• EXERCISE BRIEF: Retype all of the entries word for word.

• EXERCISE MATERIALS:
****
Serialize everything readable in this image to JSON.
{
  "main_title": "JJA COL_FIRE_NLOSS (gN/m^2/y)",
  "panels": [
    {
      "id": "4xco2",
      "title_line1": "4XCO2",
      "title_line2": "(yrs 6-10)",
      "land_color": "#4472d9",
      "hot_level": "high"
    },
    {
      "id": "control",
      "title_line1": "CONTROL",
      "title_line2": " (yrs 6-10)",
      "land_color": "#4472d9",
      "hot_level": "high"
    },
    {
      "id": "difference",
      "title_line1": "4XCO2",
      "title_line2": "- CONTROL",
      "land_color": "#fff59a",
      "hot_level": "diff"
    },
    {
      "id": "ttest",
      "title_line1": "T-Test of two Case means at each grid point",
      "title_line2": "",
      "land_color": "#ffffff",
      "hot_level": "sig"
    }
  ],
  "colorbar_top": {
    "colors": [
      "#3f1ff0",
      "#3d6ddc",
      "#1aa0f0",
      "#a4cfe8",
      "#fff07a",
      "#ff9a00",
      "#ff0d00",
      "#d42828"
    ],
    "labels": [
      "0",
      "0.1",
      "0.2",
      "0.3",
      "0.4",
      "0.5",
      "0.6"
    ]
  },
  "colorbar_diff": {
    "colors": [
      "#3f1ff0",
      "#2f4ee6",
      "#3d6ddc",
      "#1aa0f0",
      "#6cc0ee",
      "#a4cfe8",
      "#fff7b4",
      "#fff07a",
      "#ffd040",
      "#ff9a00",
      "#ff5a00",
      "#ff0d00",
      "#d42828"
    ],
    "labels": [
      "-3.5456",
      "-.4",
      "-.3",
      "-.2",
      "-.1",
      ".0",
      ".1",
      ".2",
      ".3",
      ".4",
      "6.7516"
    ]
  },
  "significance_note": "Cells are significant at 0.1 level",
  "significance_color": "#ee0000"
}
****
• FINISHED ANSWER:
Serialize everything readable in this image to JSON.
{
  "main_title": "JJA COL_FIRE_NLOSS (gN/m^2/y)",
  "panels": [
    {
      "id": "4xco2",
      "title_line1": "4XCO2",
      "title_line2": "(yrs 6-10)",
      "land_color": "#4472d9",
      "hot_level": "high"
    },
    {
      "id": "control",
      "title_line1": "CONTROL",
      "title_line2": " (yrs 6-10)",
      "land_color": "#4472d9",
      "hot_level": "high"
    },
    {
      "id": "difference",
      "title_line1": "4XCO2",
      "title_line2": "- CONTROL",
      "land_color": "#fff59a",
      "hot_level": "diff"
    },
    {
      "id": "ttest",
      "title_line1": "T-Test of two Case means at each grid point",
      "title_line2": "",
      "land_color": "#ffffff",
      "hot_level": "sig"
    }
  ],
  "colorbar_top": {
    "colors": [
      "#3f1ff0",
      "#3d6ddc",
      "#1aa0f0",
      "#a4cfe8",
      "#fff07a",
      "#ff9a00",
      "#ff0d00",
      "#d42828"
    ],
    "labels": [
      "0",
      "0.1",
      "0.2",
      "0.3",
      "0.4",
      "0.5",
      "0.6"
    ]
  },
  "colorbar_diff": {
    "colors": [
      "#3f1ff0",
      "#2f4ee6",
      "#3d6ddc",
      "#1aa0f0",
      "#6cc0ee",
      "#a4cfe8",
      "#fff7b4",
      "#fff07a",
      "#ffd040",
      "#ff9a00",
      "#ff5a00",
      "#ff0d00",
      "#d42828"
    ],
    "labels": [
      "-3.5456",
      "-.4",
      "-.3",
      "-.2",
      "-.1",
      ".0",
      ".1",
      ".2",
      ".3",
      ".4",
      "6.7516"
    ]
  },
  "significance_note": "Cells are significant at 0.1 level",
  "significance_color": "#ee0000"
}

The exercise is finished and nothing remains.